• **Extracted information**:
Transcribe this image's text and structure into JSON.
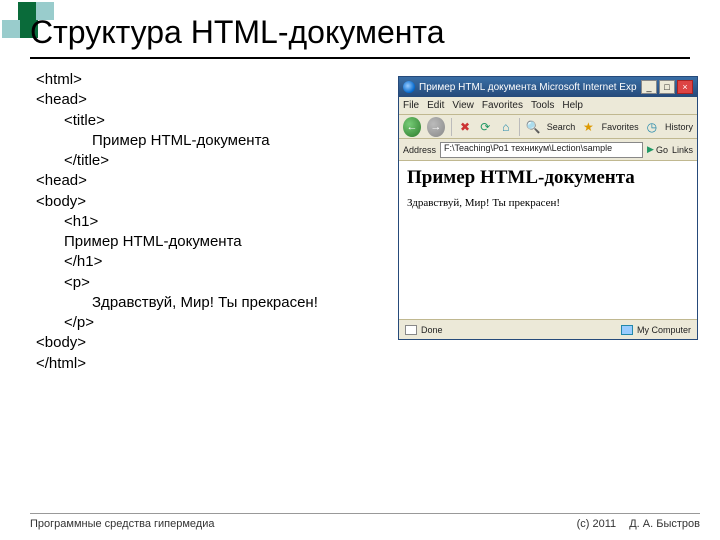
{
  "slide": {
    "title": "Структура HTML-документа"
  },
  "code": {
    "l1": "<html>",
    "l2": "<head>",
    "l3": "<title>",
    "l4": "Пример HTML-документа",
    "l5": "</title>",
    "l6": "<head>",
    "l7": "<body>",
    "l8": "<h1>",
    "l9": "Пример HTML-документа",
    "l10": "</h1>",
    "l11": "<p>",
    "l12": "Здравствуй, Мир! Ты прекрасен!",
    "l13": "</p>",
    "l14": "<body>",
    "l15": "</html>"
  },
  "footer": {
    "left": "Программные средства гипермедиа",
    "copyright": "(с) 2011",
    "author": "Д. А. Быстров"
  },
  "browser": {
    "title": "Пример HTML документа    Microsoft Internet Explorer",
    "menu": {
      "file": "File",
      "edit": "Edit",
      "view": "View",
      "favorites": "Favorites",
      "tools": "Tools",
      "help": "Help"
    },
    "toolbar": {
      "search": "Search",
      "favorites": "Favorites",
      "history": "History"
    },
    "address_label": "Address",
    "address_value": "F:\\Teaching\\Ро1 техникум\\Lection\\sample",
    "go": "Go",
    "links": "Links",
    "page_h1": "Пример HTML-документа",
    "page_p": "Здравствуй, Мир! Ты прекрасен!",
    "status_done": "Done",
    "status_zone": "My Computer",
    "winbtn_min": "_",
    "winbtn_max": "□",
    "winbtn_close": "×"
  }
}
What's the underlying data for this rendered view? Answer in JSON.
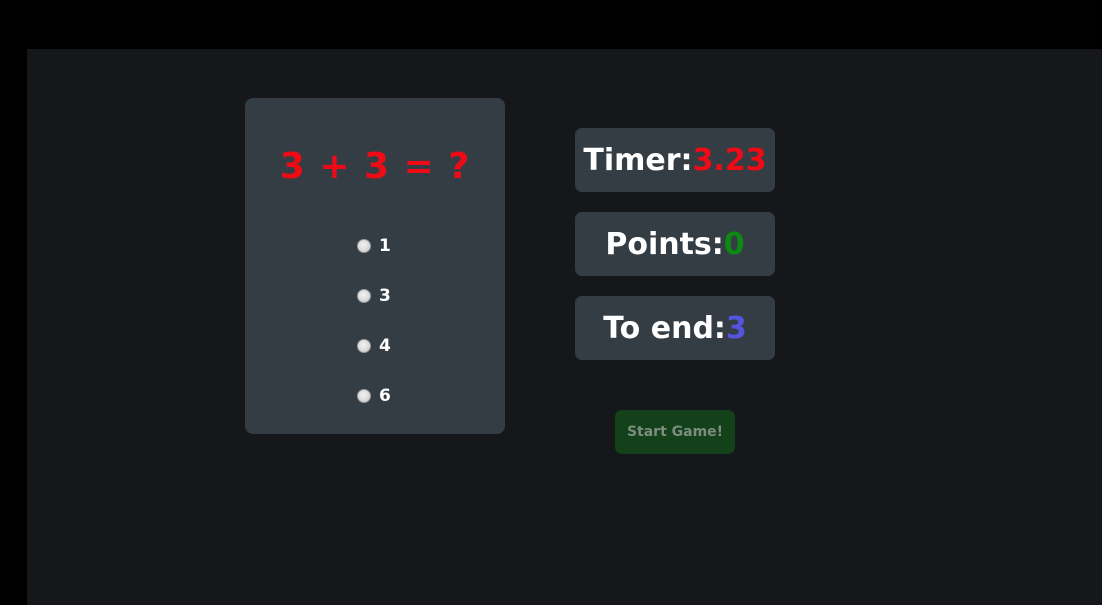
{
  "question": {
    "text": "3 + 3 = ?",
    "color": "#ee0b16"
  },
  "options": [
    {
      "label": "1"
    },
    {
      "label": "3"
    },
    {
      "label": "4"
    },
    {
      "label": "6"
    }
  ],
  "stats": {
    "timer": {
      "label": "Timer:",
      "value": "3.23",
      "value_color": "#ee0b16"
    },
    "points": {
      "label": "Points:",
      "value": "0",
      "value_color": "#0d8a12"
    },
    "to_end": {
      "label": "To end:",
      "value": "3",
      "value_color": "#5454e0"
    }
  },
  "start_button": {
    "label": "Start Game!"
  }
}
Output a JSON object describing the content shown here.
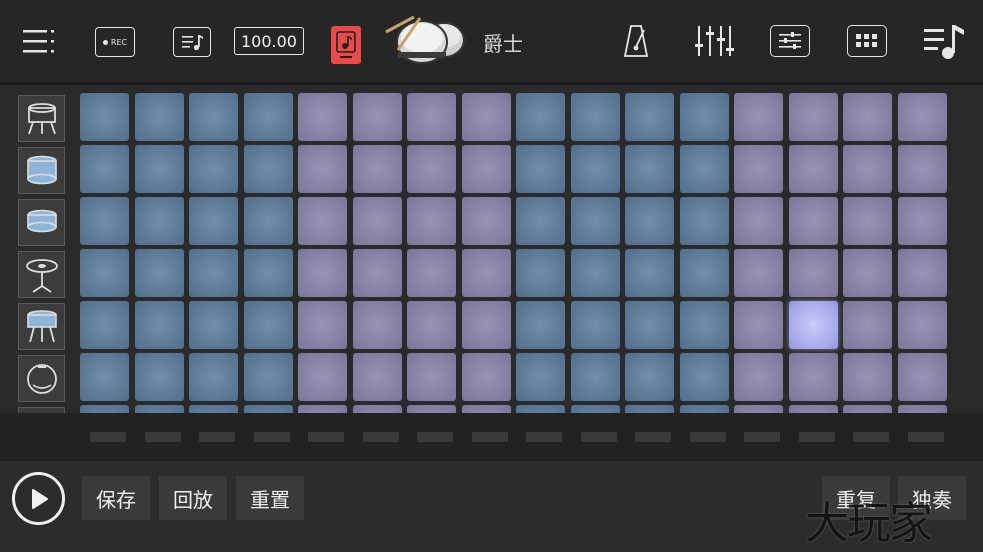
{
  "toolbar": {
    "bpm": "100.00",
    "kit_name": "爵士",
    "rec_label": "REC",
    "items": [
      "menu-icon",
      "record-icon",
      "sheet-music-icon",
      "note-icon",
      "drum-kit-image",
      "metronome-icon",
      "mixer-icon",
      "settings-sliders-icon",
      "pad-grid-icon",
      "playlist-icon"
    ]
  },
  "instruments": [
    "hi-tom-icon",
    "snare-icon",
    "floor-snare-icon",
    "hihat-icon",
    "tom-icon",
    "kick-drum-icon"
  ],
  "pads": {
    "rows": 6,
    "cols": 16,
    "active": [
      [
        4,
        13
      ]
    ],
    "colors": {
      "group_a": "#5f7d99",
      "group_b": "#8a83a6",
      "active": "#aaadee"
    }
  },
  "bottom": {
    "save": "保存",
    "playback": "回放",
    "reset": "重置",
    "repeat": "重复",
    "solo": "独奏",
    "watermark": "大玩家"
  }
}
--
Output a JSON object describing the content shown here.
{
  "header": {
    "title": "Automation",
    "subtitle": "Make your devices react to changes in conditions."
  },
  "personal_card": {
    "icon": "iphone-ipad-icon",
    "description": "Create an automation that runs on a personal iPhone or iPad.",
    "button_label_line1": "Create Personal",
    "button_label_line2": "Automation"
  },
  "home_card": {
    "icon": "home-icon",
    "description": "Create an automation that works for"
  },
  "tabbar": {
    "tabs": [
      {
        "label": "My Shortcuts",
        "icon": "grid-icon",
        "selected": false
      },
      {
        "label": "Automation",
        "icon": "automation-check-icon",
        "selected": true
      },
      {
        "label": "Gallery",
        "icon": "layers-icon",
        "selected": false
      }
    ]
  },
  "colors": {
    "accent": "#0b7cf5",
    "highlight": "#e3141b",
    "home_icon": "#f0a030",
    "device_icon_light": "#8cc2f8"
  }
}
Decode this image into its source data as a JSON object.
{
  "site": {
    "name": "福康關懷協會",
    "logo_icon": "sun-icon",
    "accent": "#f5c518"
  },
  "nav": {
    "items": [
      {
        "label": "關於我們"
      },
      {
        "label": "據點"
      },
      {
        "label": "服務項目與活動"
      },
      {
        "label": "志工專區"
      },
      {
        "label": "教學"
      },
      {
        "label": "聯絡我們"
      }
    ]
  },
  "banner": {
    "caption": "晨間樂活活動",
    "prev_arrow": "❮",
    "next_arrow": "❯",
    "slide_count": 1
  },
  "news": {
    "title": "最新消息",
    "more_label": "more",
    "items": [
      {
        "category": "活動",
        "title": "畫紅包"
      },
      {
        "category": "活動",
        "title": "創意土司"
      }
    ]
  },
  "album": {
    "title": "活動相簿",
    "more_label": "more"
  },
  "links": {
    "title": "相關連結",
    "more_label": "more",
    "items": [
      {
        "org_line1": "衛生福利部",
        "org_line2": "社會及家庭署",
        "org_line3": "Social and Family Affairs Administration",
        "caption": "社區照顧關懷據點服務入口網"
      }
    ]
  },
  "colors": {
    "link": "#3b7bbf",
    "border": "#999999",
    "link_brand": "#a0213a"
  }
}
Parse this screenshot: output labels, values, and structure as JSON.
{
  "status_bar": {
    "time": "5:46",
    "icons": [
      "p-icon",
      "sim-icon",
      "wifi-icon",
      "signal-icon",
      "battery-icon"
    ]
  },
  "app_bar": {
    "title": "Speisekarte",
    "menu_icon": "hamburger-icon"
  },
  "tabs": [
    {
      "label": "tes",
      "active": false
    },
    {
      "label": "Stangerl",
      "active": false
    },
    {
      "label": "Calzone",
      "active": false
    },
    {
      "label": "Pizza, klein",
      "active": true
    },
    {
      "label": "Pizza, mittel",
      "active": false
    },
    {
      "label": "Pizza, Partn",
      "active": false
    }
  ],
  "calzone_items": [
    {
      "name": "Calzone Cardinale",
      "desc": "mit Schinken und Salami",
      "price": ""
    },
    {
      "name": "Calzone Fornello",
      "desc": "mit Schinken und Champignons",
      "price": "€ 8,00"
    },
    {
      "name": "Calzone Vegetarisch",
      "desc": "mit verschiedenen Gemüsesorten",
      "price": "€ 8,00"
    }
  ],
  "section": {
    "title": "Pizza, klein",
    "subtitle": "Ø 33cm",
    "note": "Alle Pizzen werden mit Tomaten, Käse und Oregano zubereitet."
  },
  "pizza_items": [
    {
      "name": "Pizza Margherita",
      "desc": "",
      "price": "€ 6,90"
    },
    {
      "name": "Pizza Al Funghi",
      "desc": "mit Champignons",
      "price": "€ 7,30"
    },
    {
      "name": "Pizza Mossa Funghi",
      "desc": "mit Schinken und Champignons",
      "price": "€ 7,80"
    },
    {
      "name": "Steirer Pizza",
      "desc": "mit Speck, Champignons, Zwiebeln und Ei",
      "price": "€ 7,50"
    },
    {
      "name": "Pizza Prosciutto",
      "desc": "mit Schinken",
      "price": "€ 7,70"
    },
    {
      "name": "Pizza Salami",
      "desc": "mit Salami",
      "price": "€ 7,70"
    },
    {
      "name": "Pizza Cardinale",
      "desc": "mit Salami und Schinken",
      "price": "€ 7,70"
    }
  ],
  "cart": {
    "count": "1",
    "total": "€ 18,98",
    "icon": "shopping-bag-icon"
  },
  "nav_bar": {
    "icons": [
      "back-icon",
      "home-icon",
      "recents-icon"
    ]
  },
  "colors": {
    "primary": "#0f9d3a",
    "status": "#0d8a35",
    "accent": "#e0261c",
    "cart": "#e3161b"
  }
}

• **Objective**: Gather all lines from the listing above in which "Cardinale" occurs.

• **Worked solution**:
      "name": "Calzone Cardinale",
      "name": "Pizza Cardinale",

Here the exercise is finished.